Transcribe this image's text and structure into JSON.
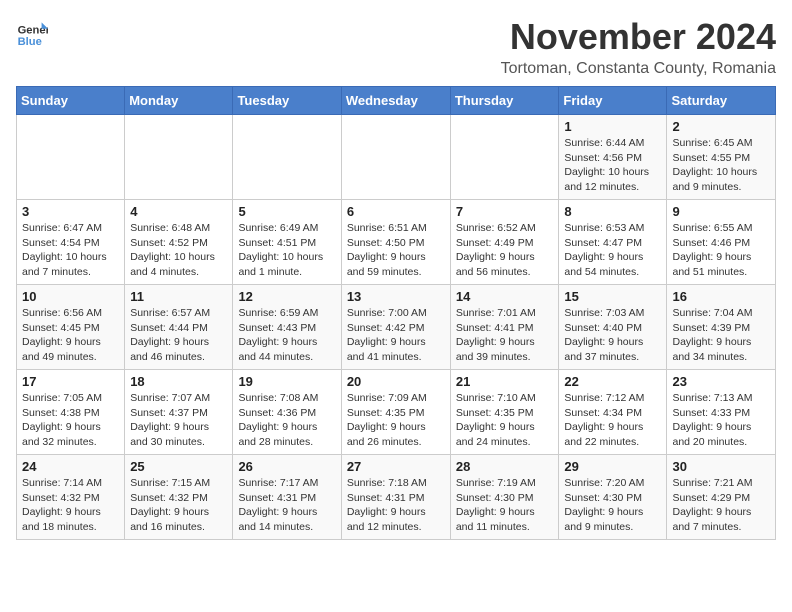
{
  "logo": {
    "general": "General",
    "blue": "Blue"
  },
  "title": "November 2024",
  "subtitle": "Tortoman, Constanta County, Romania",
  "days_of_week": [
    "Sunday",
    "Monday",
    "Tuesday",
    "Wednesday",
    "Thursday",
    "Friday",
    "Saturday"
  ],
  "weeks": [
    [
      {
        "day": "",
        "info": ""
      },
      {
        "day": "",
        "info": ""
      },
      {
        "day": "",
        "info": ""
      },
      {
        "day": "",
        "info": ""
      },
      {
        "day": "",
        "info": ""
      },
      {
        "day": "1",
        "info": "Sunrise: 6:44 AM\nSunset: 4:56 PM\nDaylight: 10 hours and 12 minutes."
      },
      {
        "day": "2",
        "info": "Sunrise: 6:45 AM\nSunset: 4:55 PM\nDaylight: 10 hours and 9 minutes."
      }
    ],
    [
      {
        "day": "3",
        "info": "Sunrise: 6:47 AM\nSunset: 4:54 PM\nDaylight: 10 hours and 7 minutes."
      },
      {
        "day": "4",
        "info": "Sunrise: 6:48 AM\nSunset: 4:52 PM\nDaylight: 10 hours and 4 minutes."
      },
      {
        "day": "5",
        "info": "Sunrise: 6:49 AM\nSunset: 4:51 PM\nDaylight: 10 hours and 1 minute."
      },
      {
        "day": "6",
        "info": "Sunrise: 6:51 AM\nSunset: 4:50 PM\nDaylight: 9 hours and 59 minutes."
      },
      {
        "day": "7",
        "info": "Sunrise: 6:52 AM\nSunset: 4:49 PM\nDaylight: 9 hours and 56 minutes."
      },
      {
        "day": "8",
        "info": "Sunrise: 6:53 AM\nSunset: 4:47 PM\nDaylight: 9 hours and 54 minutes."
      },
      {
        "day": "9",
        "info": "Sunrise: 6:55 AM\nSunset: 4:46 PM\nDaylight: 9 hours and 51 minutes."
      }
    ],
    [
      {
        "day": "10",
        "info": "Sunrise: 6:56 AM\nSunset: 4:45 PM\nDaylight: 9 hours and 49 minutes."
      },
      {
        "day": "11",
        "info": "Sunrise: 6:57 AM\nSunset: 4:44 PM\nDaylight: 9 hours and 46 minutes."
      },
      {
        "day": "12",
        "info": "Sunrise: 6:59 AM\nSunset: 4:43 PM\nDaylight: 9 hours and 44 minutes."
      },
      {
        "day": "13",
        "info": "Sunrise: 7:00 AM\nSunset: 4:42 PM\nDaylight: 9 hours and 41 minutes."
      },
      {
        "day": "14",
        "info": "Sunrise: 7:01 AM\nSunset: 4:41 PM\nDaylight: 9 hours and 39 minutes."
      },
      {
        "day": "15",
        "info": "Sunrise: 7:03 AM\nSunset: 4:40 PM\nDaylight: 9 hours and 37 minutes."
      },
      {
        "day": "16",
        "info": "Sunrise: 7:04 AM\nSunset: 4:39 PM\nDaylight: 9 hours and 34 minutes."
      }
    ],
    [
      {
        "day": "17",
        "info": "Sunrise: 7:05 AM\nSunset: 4:38 PM\nDaylight: 9 hours and 32 minutes."
      },
      {
        "day": "18",
        "info": "Sunrise: 7:07 AM\nSunset: 4:37 PM\nDaylight: 9 hours and 30 minutes."
      },
      {
        "day": "19",
        "info": "Sunrise: 7:08 AM\nSunset: 4:36 PM\nDaylight: 9 hours and 28 minutes."
      },
      {
        "day": "20",
        "info": "Sunrise: 7:09 AM\nSunset: 4:35 PM\nDaylight: 9 hours and 26 minutes."
      },
      {
        "day": "21",
        "info": "Sunrise: 7:10 AM\nSunset: 4:35 PM\nDaylight: 9 hours and 24 minutes."
      },
      {
        "day": "22",
        "info": "Sunrise: 7:12 AM\nSunset: 4:34 PM\nDaylight: 9 hours and 22 minutes."
      },
      {
        "day": "23",
        "info": "Sunrise: 7:13 AM\nSunset: 4:33 PM\nDaylight: 9 hours and 20 minutes."
      }
    ],
    [
      {
        "day": "24",
        "info": "Sunrise: 7:14 AM\nSunset: 4:32 PM\nDaylight: 9 hours and 18 minutes."
      },
      {
        "day": "25",
        "info": "Sunrise: 7:15 AM\nSunset: 4:32 PM\nDaylight: 9 hours and 16 minutes."
      },
      {
        "day": "26",
        "info": "Sunrise: 7:17 AM\nSunset: 4:31 PM\nDaylight: 9 hours and 14 minutes."
      },
      {
        "day": "27",
        "info": "Sunrise: 7:18 AM\nSunset: 4:31 PM\nDaylight: 9 hours and 12 minutes."
      },
      {
        "day": "28",
        "info": "Sunrise: 7:19 AM\nSunset: 4:30 PM\nDaylight: 9 hours and 11 minutes."
      },
      {
        "day": "29",
        "info": "Sunrise: 7:20 AM\nSunset: 4:30 PM\nDaylight: 9 hours and 9 minutes."
      },
      {
        "day": "30",
        "info": "Sunrise: 7:21 AM\nSunset: 4:29 PM\nDaylight: 9 hours and 7 minutes."
      }
    ]
  ]
}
-.-.-
Task directions: Pictures in the records above should not be copied. Repeat everything else exactly.

Result for this exercise:
Transcribe this image's text and structure into JSON.
{
  "logo": {
    "general": "General",
    "blue": "Blue"
  },
  "title": "November 2024",
  "subtitle": "Tortoman, Constanta County, Romania",
  "days_of_week": [
    "Sunday",
    "Monday",
    "Tuesday",
    "Wednesday",
    "Thursday",
    "Friday",
    "Saturday"
  ],
  "weeks": [
    [
      {
        "day": "",
        "info": ""
      },
      {
        "day": "",
        "info": ""
      },
      {
        "day": "",
        "info": ""
      },
      {
        "day": "",
        "info": ""
      },
      {
        "day": "",
        "info": ""
      },
      {
        "day": "1",
        "info": "Sunrise: 6:44 AM\nSunset: 4:56 PM\nDaylight: 10 hours and 12 minutes."
      },
      {
        "day": "2",
        "info": "Sunrise: 6:45 AM\nSunset: 4:55 PM\nDaylight: 10 hours and 9 minutes."
      }
    ],
    [
      {
        "day": "3",
        "info": "Sunrise: 6:47 AM\nSunset: 4:54 PM\nDaylight: 10 hours and 7 minutes."
      },
      {
        "day": "4",
        "info": "Sunrise: 6:48 AM\nSunset: 4:52 PM\nDaylight: 10 hours and 4 minutes."
      },
      {
        "day": "5",
        "info": "Sunrise: 6:49 AM\nSunset: 4:51 PM\nDaylight: 10 hours and 1 minute."
      },
      {
        "day": "6",
        "info": "Sunrise: 6:51 AM\nSunset: 4:50 PM\nDaylight: 9 hours and 59 minutes."
      },
      {
        "day": "7",
        "info": "Sunrise: 6:52 AM\nSunset: 4:49 PM\nDaylight: 9 hours and 56 minutes."
      },
      {
        "day": "8",
        "info": "Sunrise: 6:53 AM\nSunset: 4:47 PM\nDaylight: 9 hours and 54 minutes."
      },
      {
        "day": "9",
        "info": "Sunrise: 6:55 AM\nSunset: 4:46 PM\nDaylight: 9 hours and 51 minutes."
      }
    ],
    [
      {
        "day": "10",
        "info": "Sunrise: 6:56 AM\nSunset: 4:45 PM\nDaylight: 9 hours and 49 minutes."
      },
      {
        "day": "11",
        "info": "Sunrise: 6:57 AM\nSunset: 4:44 PM\nDaylight: 9 hours and 46 minutes."
      },
      {
        "day": "12",
        "info": "Sunrise: 6:59 AM\nSunset: 4:43 PM\nDaylight: 9 hours and 44 minutes."
      },
      {
        "day": "13",
        "info": "Sunrise: 7:00 AM\nSunset: 4:42 PM\nDaylight: 9 hours and 41 minutes."
      },
      {
        "day": "14",
        "info": "Sunrise: 7:01 AM\nSunset: 4:41 PM\nDaylight: 9 hours and 39 minutes."
      },
      {
        "day": "15",
        "info": "Sunrise: 7:03 AM\nSunset: 4:40 PM\nDaylight: 9 hours and 37 minutes."
      },
      {
        "day": "16",
        "info": "Sunrise: 7:04 AM\nSunset: 4:39 PM\nDaylight: 9 hours and 34 minutes."
      }
    ],
    [
      {
        "day": "17",
        "info": "Sunrise: 7:05 AM\nSunset: 4:38 PM\nDaylight: 9 hours and 32 minutes."
      },
      {
        "day": "18",
        "info": "Sunrise: 7:07 AM\nSunset: 4:37 PM\nDaylight: 9 hours and 30 minutes."
      },
      {
        "day": "19",
        "info": "Sunrise: 7:08 AM\nSunset: 4:36 PM\nDaylight: 9 hours and 28 minutes."
      },
      {
        "day": "20",
        "info": "Sunrise: 7:09 AM\nSunset: 4:35 PM\nDaylight: 9 hours and 26 minutes."
      },
      {
        "day": "21",
        "info": "Sunrise: 7:10 AM\nSunset: 4:35 PM\nDaylight: 9 hours and 24 minutes."
      },
      {
        "day": "22",
        "info": "Sunrise: 7:12 AM\nSunset: 4:34 PM\nDaylight: 9 hours and 22 minutes."
      },
      {
        "day": "23",
        "info": "Sunrise: 7:13 AM\nSunset: 4:33 PM\nDaylight: 9 hours and 20 minutes."
      }
    ],
    [
      {
        "day": "24",
        "info": "Sunrise: 7:14 AM\nSunset: 4:32 PM\nDaylight: 9 hours and 18 minutes."
      },
      {
        "day": "25",
        "info": "Sunrise: 7:15 AM\nSunset: 4:32 PM\nDaylight: 9 hours and 16 minutes."
      },
      {
        "day": "26",
        "info": "Sunrise: 7:17 AM\nSunset: 4:31 PM\nDaylight: 9 hours and 14 minutes."
      },
      {
        "day": "27",
        "info": "Sunrise: 7:18 AM\nSunset: 4:31 PM\nDaylight: 9 hours and 12 minutes."
      },
      {
        "day": "28",
        "info": "Sunrise: 7:19 AM\nSunset: 4:30 PM\nDaylight: 9 hours and 11 minutes."
      },
      {
        "day": "29",
        "info": "Sunrise: 7:20 AM\nSunset: 4:30 PM\nDaylight: 9 hours and 9 minutes."
      },
      {
        "day": "30",
        "info": "Sunrise: 7:21 AM\nSunset: 4:29 PM\nDaylight: 9 hours and 7 minutes."
      }
    ]
  ]
}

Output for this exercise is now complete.